(Stored data)
====

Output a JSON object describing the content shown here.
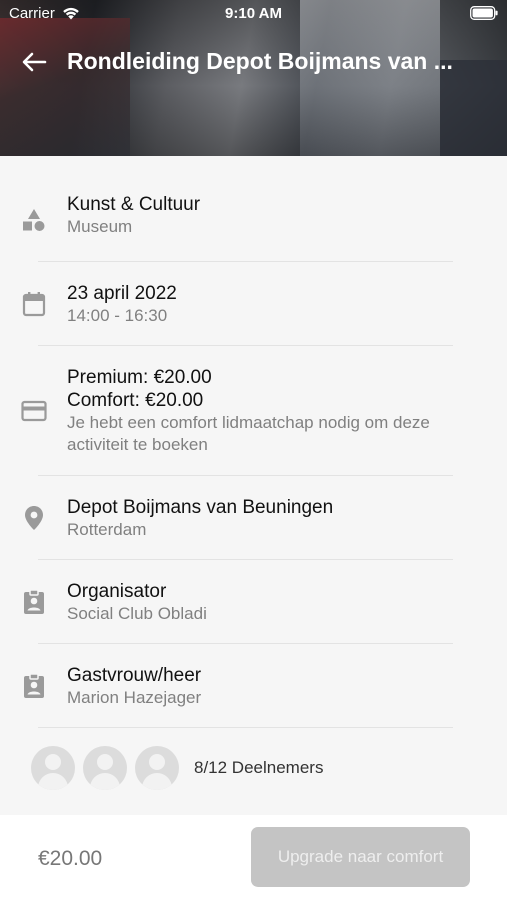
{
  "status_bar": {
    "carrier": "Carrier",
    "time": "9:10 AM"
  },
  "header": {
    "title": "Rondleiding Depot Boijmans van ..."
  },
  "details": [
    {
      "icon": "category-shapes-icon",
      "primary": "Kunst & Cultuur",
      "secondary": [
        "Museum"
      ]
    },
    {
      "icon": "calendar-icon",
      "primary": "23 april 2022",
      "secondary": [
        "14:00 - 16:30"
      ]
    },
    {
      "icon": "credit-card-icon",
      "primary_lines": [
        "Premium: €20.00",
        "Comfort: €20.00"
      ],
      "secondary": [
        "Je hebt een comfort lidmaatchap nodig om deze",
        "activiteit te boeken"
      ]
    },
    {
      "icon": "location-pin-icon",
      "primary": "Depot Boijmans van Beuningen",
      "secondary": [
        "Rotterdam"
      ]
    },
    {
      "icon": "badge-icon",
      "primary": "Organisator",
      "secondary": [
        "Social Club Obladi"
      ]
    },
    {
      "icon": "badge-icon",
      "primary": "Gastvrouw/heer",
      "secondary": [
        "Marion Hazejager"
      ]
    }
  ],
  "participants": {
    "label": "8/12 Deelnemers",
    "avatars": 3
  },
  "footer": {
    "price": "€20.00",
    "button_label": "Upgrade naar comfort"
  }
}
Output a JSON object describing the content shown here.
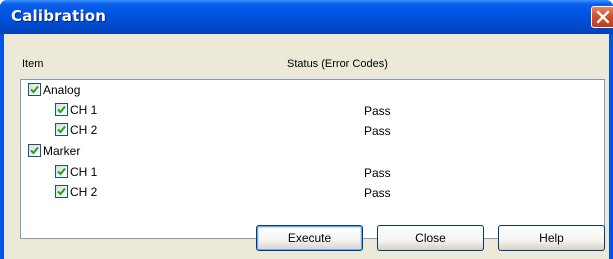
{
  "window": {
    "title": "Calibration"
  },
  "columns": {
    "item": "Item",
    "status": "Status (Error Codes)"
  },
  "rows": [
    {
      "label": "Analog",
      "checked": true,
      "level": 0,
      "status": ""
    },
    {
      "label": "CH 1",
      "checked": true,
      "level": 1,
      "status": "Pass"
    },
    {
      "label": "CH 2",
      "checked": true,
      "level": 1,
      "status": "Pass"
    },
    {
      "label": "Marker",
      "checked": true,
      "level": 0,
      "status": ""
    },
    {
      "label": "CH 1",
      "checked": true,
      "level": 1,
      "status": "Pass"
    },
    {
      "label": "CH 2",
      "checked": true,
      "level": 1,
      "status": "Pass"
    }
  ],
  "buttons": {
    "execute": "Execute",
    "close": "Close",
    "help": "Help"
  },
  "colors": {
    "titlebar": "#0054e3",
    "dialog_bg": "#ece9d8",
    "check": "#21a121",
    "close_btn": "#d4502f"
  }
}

====

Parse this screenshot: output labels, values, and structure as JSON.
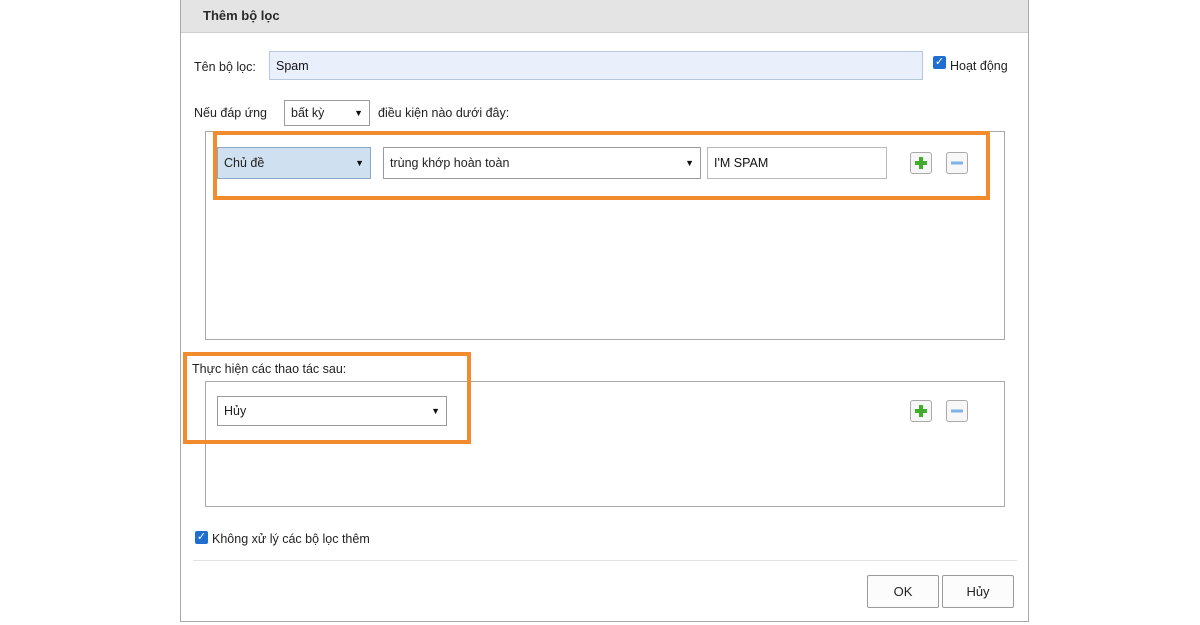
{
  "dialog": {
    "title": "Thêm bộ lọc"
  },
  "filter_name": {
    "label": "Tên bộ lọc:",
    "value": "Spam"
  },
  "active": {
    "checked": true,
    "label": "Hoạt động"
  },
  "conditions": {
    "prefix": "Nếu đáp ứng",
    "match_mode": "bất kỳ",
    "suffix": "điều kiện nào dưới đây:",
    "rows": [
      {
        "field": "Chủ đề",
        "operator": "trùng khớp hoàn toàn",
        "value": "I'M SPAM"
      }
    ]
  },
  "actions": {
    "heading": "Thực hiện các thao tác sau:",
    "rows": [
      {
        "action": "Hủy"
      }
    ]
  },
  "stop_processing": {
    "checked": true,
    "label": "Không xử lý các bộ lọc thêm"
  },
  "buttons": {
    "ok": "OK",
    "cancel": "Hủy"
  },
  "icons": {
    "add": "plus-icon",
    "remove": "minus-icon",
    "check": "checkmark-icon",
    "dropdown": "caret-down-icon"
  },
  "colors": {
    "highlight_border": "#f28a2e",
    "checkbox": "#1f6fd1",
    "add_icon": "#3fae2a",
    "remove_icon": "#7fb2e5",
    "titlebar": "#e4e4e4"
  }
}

====

> WRITTEN PROBLEM
Collect the lines that hold "Boijmans".

> COMPLETED EXERCISE
    "title": "Rondleiding Depot Boijmans van ..."
      "primary": "Depot Boijmans van Beuningen",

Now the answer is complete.